DATASET ROWS:
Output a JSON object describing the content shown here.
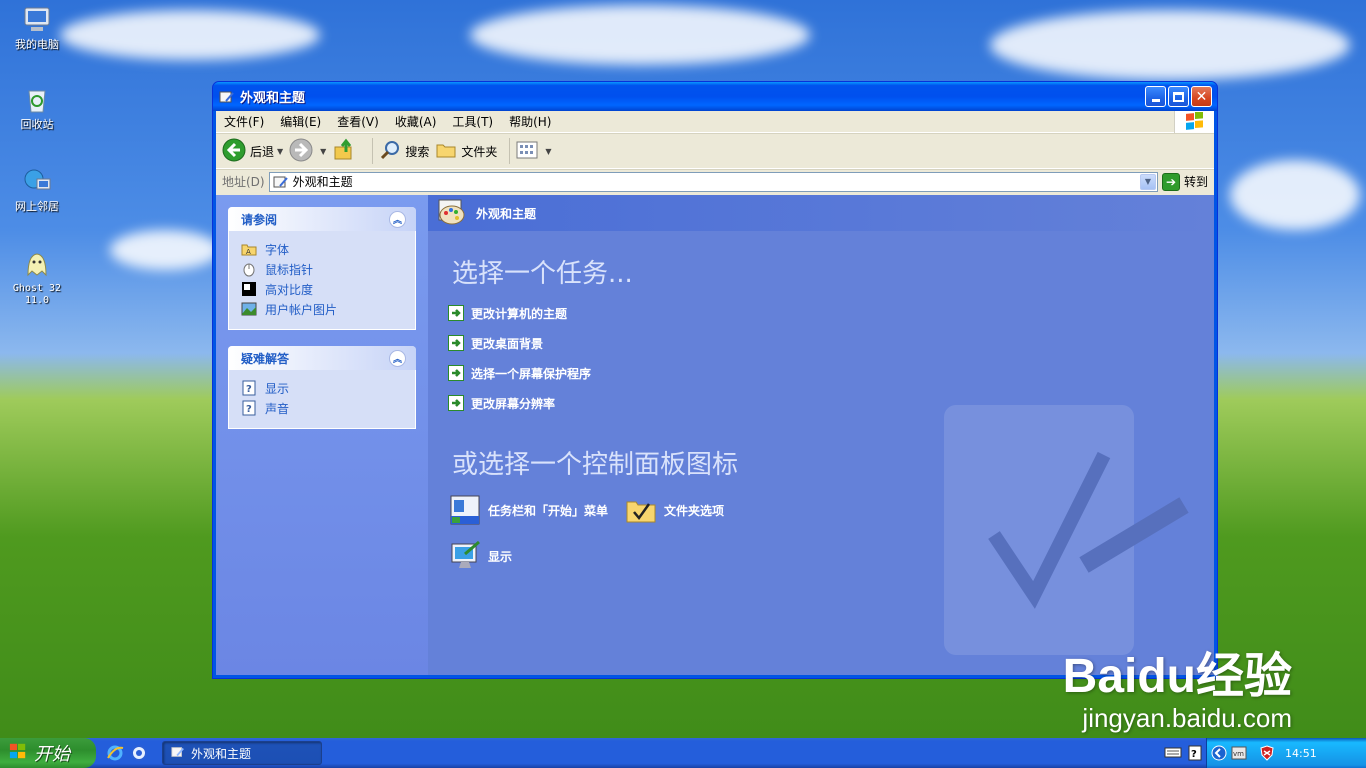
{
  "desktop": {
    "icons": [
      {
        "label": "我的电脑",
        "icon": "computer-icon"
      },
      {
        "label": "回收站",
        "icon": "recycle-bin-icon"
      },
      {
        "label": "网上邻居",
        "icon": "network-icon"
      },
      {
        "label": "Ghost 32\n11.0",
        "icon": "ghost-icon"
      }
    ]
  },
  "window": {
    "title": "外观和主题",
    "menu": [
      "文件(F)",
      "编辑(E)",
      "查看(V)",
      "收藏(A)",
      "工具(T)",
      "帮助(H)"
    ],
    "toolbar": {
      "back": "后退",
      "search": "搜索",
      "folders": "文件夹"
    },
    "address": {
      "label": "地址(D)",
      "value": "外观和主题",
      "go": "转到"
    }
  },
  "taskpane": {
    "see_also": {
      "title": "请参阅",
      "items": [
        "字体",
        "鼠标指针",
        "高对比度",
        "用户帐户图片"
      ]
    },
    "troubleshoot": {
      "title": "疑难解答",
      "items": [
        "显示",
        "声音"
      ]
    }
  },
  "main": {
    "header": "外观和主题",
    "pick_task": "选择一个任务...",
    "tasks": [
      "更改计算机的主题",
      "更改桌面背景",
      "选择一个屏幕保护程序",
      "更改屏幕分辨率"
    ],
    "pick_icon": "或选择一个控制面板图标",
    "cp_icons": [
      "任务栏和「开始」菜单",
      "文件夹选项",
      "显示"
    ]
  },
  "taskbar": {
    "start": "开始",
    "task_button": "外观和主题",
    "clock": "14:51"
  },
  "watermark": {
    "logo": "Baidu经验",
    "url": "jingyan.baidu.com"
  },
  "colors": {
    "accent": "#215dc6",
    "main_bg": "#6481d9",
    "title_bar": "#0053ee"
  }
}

DO THIS:
Repeat the data above exactly, but not the pictures.

WRITTEN SOLUTION:
Output a JSON object describing the content shown here.
{
  "desktop": {
    "icons": [
      {
        "label": "我的电脑",
        "icon": "computer-icon"
      },
      {
        "label": "回收站",
        "icon": "recycle-bin-icon"
      },
      {
        "label": "网上邻居",
        "icon": "network-icon"
      },
      {
        "label": "Ghost 32\n11.0",
        "icon": "ghost-icon"
      }
    ]
  },
  "window": {
    "title": "外观和主题",
    "menu": [
      "文件(F)",
      "编辑(E)",
      "查看(V)",
      "收藏(A)",
      "工具(T)",
      "帮助(H)"
    ],
    "toolbar": {
      "back": "后退",
      "search": "搜索",
      "folders": "文件夹"
    },
    "address": {
      "label": "地址(D)",
      "value": "外观和主题",
      "go": "转到"
    }
  },
  "taskpane": {
    "see_also": {
      "title": "请参阅",
      "items": [
        "字体",
        "鼠标指针",
        "高对比度",
        "用户帐户图片"
      ]
    },
    "troubleshoot": {
      "title": "疑难解答",
      "items": [
        "显示",
        "声音"
      ]
    }
  },
  "main": {
    "header": "外观和主题",
    "pick_task": "选择一个任务...",
    "tasks": [
      "更改计算机的主题",
      "更改桌面背景",
      "选择一个屏幕保护程序",
      "更改屏幕分辨率"
    ],
    "pick_icon": "或选择一个控制面板图标",
    "cp_icons": [
      "任务栏和「开始」菜单",
      "文件夹选项",
      "显示"
    ]
  },
  "taskbar": {
    "start": "开始",
    "task_button": "外观和主题",
    "clock": "14:51"
  },
  "watermark": {
    "logo": "Baidu经验",
    "url": "jingyan.baidu.com"
  },
  "colors": {
    "accent": "#215dc6",
    "main_bg": "#6481d9",
    "title_bar": "#0053ee"
  }
}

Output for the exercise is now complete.